- Prompt: Identify and copy all lines of the material where the string "радионавигации" is found.
::::::::
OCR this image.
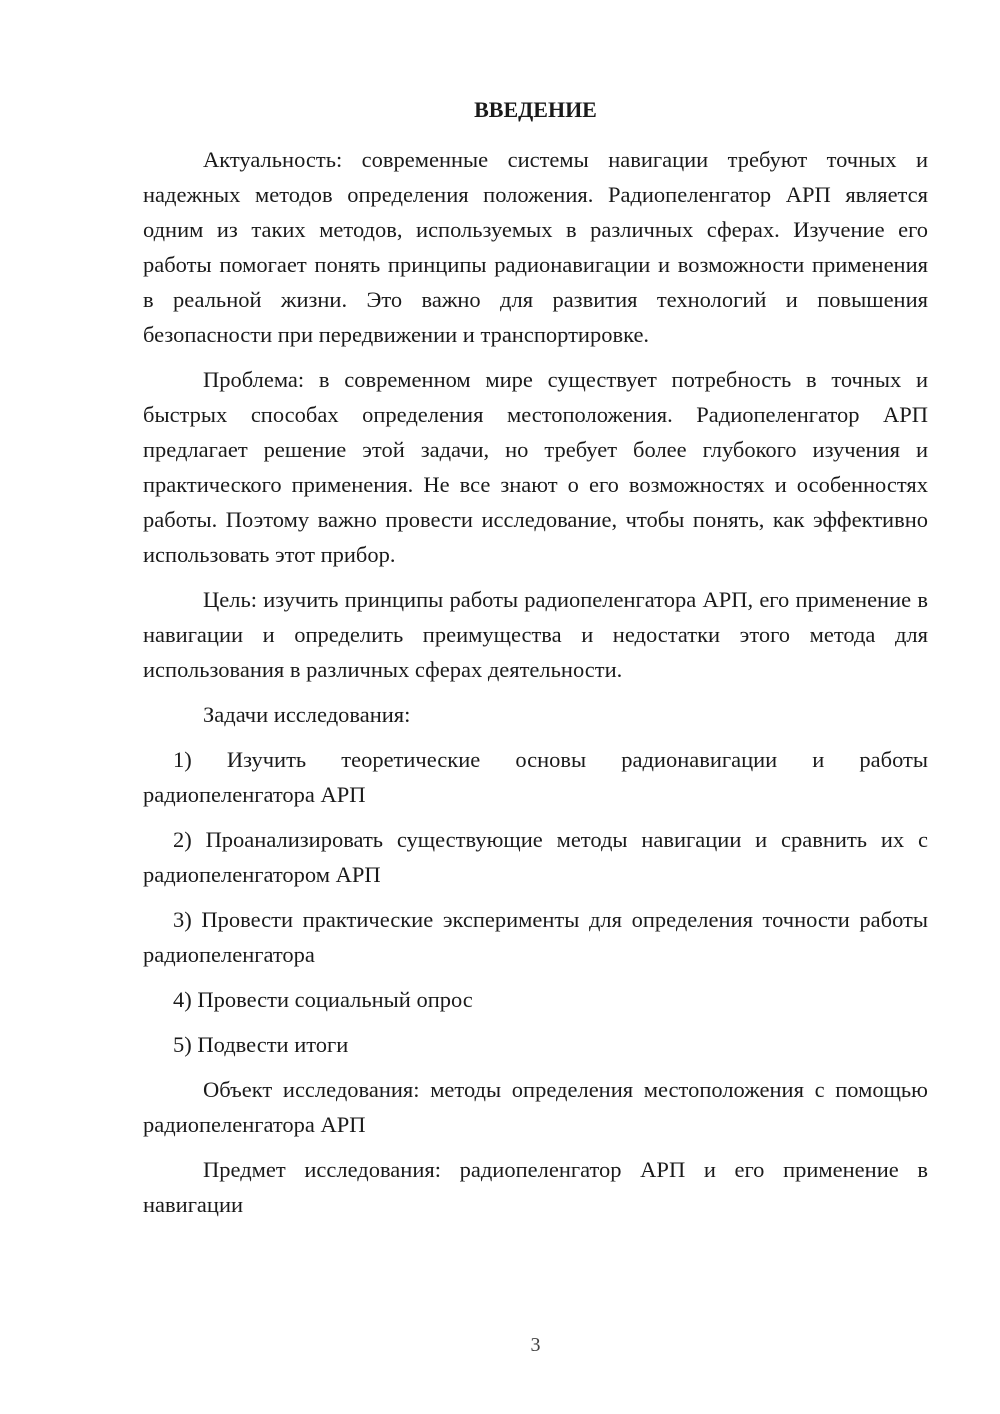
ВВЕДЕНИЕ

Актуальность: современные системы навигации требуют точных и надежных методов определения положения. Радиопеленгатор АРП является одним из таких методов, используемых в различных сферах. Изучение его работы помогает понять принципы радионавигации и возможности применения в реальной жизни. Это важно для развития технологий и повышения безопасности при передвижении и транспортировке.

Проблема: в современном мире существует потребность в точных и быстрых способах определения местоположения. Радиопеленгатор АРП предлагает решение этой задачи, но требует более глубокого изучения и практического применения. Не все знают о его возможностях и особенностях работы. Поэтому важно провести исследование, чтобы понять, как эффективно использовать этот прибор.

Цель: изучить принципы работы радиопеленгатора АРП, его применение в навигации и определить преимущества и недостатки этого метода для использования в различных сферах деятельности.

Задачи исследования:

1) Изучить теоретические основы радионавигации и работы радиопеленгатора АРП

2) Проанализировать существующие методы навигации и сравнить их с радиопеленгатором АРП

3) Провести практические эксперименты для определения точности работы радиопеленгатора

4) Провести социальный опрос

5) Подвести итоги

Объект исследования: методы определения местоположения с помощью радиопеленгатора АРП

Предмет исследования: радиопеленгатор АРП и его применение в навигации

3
::::::::
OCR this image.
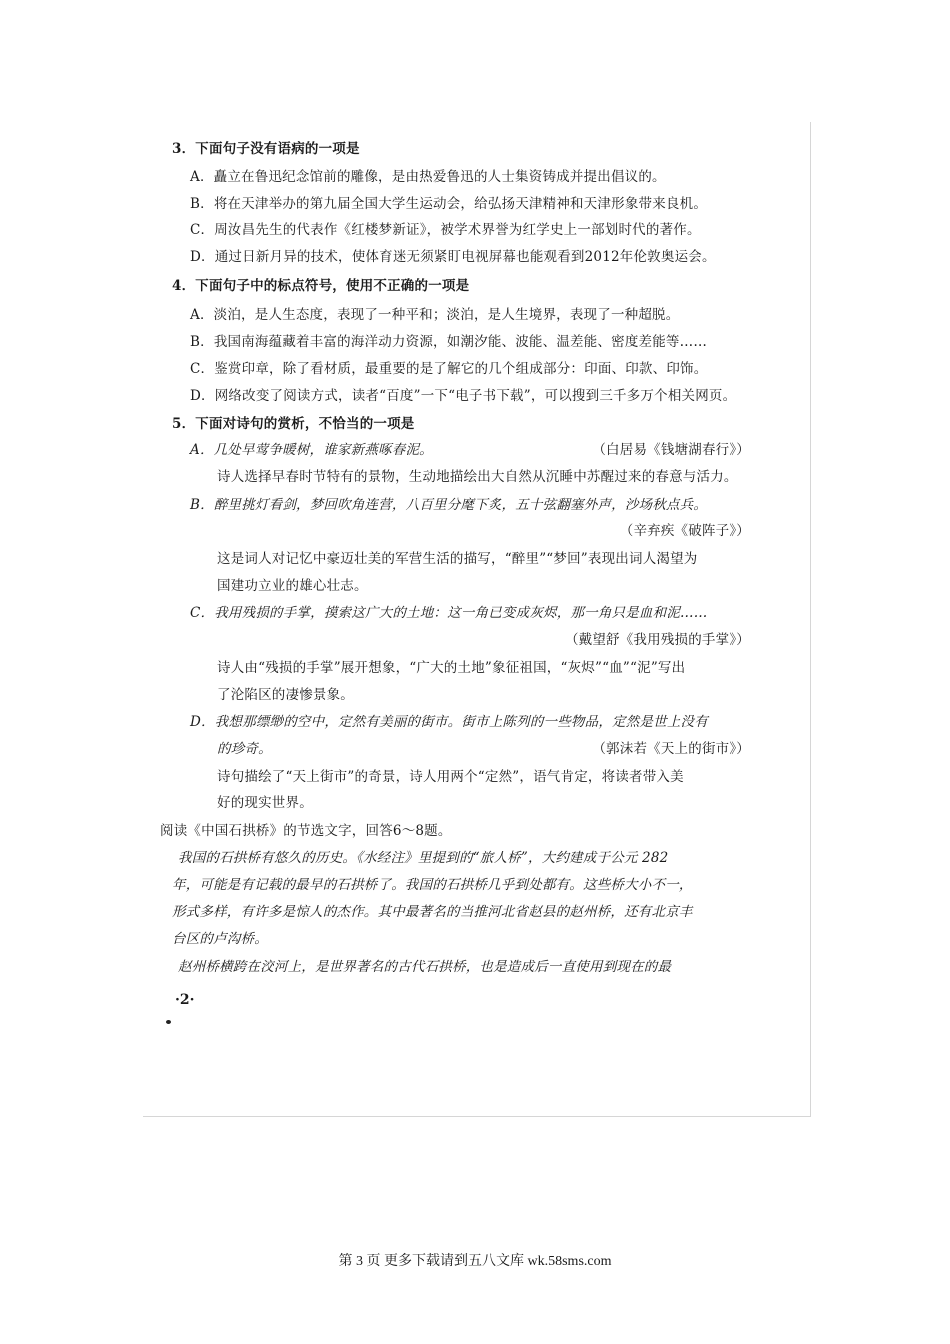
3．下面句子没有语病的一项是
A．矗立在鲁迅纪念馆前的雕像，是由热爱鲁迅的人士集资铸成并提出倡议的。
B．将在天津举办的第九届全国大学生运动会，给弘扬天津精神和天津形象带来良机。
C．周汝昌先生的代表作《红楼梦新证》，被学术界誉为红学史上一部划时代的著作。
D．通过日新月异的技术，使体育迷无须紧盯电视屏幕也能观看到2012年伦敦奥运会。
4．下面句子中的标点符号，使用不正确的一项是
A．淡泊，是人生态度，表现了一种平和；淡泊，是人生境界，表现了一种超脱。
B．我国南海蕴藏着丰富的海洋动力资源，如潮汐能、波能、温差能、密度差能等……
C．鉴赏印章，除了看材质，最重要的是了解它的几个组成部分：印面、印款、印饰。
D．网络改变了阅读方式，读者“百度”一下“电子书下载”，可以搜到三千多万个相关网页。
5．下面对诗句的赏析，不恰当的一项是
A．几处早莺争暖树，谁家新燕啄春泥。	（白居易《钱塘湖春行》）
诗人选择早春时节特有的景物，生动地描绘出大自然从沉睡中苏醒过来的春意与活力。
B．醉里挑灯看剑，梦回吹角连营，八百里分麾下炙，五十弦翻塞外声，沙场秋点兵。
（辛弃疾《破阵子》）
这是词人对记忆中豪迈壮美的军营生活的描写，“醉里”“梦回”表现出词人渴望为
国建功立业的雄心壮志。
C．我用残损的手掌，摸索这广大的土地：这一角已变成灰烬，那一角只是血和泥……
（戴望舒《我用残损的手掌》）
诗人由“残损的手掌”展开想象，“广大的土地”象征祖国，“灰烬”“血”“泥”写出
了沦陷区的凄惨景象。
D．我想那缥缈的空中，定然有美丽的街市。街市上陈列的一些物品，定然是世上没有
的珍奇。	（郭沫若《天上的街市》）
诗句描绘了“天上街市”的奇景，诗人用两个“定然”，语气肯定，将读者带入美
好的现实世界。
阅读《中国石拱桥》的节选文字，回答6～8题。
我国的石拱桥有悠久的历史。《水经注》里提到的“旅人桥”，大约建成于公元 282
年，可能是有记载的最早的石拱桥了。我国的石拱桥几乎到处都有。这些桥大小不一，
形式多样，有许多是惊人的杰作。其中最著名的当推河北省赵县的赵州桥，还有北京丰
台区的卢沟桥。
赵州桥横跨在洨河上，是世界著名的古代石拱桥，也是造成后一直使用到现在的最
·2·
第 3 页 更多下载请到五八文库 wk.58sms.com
::::::::
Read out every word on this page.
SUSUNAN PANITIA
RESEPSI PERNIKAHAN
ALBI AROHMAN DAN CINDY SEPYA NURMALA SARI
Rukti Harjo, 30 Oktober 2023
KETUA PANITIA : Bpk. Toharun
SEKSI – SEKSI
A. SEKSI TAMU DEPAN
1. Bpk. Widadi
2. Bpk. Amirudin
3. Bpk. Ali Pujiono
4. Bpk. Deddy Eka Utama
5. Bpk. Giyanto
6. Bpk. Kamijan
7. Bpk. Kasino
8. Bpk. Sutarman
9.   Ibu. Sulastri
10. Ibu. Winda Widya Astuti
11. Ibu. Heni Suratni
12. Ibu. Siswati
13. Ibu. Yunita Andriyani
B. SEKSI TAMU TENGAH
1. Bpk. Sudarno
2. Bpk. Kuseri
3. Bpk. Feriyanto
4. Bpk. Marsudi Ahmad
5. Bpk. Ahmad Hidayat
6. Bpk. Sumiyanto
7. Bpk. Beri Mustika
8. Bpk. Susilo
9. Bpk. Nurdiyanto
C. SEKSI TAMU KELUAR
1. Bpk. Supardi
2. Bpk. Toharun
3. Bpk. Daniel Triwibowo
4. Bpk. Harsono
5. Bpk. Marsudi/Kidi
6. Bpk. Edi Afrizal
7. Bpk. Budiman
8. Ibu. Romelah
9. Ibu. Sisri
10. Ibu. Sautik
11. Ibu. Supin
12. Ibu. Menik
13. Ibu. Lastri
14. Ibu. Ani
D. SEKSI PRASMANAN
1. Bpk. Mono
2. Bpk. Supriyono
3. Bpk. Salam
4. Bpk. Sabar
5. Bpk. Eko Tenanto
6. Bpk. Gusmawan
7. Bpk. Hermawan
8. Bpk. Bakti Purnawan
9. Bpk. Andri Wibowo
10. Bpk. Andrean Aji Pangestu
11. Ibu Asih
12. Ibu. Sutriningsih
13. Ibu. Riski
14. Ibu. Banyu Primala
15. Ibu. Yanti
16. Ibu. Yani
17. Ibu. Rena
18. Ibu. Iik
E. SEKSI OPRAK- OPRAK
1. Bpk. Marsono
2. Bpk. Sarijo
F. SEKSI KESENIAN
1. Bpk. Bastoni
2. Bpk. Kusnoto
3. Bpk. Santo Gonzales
::::::::
- Expected answer:
Актуальность: современные системы навигации требуют точных и надежных методов определения положения. Радиопеленгатор АРП является одним из таких методов, используемых в различных сферах. Изучение его работы помогает понять принципы радионавигации и возможности применения в реальной жизни. Это важно для развития технологий и повышения безопасности при передвижении и транспортировке.
1) Изучить теоретические основы радионавигации и работы радиопеленгатора АРП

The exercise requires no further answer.